Stored dataset items:
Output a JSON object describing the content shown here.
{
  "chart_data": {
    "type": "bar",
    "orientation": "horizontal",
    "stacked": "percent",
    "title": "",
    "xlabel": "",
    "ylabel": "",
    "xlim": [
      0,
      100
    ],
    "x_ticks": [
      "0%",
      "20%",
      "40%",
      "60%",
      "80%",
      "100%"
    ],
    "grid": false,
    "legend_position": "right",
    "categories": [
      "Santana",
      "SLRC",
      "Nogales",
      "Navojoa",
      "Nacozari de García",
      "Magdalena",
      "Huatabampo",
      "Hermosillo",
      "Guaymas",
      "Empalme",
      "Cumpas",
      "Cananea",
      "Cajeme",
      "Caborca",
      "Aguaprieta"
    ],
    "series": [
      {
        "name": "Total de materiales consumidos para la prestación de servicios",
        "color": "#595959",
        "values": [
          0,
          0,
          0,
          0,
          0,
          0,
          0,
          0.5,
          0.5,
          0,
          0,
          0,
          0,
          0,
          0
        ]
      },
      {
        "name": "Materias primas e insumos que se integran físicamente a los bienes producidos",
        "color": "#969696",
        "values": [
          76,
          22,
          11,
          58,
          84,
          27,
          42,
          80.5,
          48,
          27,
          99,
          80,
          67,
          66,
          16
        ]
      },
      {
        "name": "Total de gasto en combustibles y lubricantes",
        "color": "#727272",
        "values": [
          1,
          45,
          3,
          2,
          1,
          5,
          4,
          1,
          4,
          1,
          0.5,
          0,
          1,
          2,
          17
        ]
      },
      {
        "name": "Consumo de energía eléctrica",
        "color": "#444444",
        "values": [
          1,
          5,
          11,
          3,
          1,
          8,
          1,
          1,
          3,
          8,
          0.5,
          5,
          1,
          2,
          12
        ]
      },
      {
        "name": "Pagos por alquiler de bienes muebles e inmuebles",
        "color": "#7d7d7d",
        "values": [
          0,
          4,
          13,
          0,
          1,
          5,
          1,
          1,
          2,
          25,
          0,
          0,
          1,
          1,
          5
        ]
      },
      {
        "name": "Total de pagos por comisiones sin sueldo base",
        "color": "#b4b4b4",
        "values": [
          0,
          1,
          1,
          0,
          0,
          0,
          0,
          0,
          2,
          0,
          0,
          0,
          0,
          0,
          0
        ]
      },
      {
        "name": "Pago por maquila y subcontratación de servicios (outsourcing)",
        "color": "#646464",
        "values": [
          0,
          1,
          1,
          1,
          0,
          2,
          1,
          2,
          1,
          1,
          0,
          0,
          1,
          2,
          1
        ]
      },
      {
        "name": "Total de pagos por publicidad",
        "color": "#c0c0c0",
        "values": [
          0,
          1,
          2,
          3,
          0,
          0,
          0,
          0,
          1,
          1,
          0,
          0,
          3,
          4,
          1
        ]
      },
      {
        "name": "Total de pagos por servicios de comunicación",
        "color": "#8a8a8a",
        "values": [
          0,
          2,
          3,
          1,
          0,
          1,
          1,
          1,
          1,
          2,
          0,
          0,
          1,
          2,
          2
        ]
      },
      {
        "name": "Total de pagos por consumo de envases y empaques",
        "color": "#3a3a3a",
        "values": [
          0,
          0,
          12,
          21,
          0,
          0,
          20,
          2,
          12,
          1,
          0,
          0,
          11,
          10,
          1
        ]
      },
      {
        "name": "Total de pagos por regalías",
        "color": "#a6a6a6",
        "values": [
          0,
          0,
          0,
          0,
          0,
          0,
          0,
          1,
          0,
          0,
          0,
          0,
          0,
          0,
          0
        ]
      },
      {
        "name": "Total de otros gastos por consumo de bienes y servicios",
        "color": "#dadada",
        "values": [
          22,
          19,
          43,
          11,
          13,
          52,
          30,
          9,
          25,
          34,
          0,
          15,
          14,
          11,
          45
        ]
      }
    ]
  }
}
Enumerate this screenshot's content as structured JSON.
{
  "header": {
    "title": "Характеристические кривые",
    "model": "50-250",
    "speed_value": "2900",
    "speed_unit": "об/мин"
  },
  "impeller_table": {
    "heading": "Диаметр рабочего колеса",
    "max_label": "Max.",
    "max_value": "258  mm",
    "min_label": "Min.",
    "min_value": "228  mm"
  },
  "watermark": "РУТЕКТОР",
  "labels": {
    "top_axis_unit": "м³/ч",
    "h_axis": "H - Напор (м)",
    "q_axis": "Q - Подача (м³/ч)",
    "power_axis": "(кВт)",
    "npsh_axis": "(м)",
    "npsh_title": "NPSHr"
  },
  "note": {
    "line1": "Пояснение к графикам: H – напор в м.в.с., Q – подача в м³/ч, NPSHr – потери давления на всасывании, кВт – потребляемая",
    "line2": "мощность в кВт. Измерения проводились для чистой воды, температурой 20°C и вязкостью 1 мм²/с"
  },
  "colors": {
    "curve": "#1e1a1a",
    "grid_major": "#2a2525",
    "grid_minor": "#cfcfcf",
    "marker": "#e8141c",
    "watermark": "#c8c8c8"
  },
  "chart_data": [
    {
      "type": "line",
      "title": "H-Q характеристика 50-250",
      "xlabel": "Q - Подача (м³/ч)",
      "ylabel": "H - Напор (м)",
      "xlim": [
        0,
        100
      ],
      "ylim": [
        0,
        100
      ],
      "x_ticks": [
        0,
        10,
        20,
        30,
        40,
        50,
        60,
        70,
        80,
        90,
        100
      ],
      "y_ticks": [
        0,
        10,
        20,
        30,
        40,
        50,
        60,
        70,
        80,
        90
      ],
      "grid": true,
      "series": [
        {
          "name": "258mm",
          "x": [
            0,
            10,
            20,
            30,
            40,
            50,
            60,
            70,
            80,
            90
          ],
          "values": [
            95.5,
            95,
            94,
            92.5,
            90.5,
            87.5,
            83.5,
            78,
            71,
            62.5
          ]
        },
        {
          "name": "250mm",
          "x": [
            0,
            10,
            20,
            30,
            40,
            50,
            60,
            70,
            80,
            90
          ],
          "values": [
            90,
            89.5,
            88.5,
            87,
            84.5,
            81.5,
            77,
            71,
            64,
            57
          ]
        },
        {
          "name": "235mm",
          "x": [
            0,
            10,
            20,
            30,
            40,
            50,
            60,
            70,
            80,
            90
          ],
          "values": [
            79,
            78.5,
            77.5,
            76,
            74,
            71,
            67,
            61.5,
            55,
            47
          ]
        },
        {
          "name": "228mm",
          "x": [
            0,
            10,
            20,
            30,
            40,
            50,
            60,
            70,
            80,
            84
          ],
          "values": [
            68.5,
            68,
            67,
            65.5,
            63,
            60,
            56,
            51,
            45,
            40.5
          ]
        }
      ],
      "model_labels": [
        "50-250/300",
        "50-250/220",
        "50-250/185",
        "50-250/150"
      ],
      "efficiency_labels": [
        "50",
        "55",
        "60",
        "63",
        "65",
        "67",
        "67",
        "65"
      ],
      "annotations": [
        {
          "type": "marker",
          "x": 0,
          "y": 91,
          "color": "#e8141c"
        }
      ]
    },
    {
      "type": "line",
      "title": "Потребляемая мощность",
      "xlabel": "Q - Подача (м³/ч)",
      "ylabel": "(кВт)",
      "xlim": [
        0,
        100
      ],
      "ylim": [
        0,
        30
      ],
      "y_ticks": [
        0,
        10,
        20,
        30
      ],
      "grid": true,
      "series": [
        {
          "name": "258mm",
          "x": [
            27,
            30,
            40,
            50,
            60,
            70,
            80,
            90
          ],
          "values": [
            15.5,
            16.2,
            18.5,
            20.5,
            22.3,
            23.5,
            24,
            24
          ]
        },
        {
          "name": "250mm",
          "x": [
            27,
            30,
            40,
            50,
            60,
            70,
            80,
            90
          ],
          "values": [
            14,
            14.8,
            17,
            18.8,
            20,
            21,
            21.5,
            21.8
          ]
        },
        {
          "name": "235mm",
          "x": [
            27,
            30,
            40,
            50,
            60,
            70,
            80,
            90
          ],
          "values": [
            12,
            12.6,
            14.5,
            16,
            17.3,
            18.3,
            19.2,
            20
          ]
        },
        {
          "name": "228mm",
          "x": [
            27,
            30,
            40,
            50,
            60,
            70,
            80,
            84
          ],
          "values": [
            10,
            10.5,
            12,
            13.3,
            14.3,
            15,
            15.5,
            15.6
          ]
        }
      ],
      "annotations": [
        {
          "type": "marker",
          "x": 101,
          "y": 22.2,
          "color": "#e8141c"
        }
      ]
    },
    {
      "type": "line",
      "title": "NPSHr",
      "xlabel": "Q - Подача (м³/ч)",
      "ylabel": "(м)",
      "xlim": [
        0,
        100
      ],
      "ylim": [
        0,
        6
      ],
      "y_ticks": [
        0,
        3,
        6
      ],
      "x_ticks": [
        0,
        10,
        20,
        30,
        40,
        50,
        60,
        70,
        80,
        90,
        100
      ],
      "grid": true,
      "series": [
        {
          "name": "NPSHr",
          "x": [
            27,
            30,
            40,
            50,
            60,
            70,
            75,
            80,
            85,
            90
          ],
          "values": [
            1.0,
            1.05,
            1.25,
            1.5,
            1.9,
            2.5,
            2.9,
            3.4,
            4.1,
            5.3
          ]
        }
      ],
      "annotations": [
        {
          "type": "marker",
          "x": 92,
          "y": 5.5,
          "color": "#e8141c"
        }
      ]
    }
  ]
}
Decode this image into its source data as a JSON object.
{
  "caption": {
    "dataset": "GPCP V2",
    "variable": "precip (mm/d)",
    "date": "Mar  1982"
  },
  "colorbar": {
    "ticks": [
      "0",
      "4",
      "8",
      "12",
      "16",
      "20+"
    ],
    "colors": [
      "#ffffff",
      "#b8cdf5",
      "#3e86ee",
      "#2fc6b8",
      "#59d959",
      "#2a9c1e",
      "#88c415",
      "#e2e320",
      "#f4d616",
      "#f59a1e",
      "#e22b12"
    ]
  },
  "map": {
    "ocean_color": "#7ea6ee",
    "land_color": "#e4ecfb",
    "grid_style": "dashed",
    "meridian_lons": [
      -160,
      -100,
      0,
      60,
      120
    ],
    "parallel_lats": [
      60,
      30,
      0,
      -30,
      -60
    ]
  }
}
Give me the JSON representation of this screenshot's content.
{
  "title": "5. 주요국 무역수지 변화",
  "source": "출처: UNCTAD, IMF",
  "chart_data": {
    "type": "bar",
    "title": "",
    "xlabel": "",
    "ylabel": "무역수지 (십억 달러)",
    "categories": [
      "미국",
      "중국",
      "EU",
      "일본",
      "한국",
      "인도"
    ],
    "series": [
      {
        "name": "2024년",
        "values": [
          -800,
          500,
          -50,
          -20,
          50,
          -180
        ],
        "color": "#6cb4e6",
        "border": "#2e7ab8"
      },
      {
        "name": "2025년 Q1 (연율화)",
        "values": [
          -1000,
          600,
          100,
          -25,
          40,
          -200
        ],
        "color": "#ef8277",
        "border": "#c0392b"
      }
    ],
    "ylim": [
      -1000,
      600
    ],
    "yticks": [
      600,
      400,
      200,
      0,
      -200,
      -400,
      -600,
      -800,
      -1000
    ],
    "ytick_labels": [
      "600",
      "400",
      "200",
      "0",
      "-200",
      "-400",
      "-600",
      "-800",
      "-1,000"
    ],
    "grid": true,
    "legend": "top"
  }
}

THE REQUEST:
Scan the listing above for the word "servicios" and show each line where it is found.

ANSWER TO THIS EXERCISE:
        "name": "Total de materiales consumidos para la prestación de servicios",
        "name": "Pago por maquila y subcontratación de servicios (outsourcing)",
        "name": "Total de pagos por servicios de comunicación",
        "name": "Total de otros gastos por consumo de bienes y servicios",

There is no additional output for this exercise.